## Provided data
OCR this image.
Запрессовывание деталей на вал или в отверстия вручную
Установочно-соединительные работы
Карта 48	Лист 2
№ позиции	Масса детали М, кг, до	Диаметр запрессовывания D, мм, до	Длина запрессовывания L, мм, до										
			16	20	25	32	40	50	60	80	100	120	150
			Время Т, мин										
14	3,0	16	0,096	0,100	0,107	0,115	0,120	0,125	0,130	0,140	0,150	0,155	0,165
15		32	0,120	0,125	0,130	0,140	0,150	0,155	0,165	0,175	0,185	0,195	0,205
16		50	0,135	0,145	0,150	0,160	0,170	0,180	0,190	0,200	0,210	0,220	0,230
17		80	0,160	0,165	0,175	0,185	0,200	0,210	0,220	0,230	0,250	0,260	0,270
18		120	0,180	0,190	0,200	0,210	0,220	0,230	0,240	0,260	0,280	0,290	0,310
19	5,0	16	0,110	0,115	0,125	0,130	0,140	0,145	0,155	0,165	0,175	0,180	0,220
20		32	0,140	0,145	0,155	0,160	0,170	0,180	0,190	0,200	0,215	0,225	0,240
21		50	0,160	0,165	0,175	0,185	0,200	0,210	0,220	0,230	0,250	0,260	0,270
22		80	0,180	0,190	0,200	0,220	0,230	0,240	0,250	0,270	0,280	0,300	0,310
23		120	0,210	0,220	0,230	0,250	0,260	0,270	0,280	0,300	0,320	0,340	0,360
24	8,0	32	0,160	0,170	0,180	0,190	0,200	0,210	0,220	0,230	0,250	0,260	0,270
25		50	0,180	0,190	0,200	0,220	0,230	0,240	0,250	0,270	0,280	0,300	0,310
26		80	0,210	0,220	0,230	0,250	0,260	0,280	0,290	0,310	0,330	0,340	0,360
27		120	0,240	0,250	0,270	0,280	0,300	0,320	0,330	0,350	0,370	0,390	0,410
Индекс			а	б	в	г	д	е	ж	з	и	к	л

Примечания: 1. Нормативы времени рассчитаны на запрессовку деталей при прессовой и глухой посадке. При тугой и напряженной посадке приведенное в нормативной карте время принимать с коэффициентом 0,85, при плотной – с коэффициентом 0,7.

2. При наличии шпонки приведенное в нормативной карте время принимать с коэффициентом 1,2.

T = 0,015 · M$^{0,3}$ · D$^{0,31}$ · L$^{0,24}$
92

## What to do
Of the lines above, how many include the word "деталей"? Reply with the number alone.

## Exercise output
2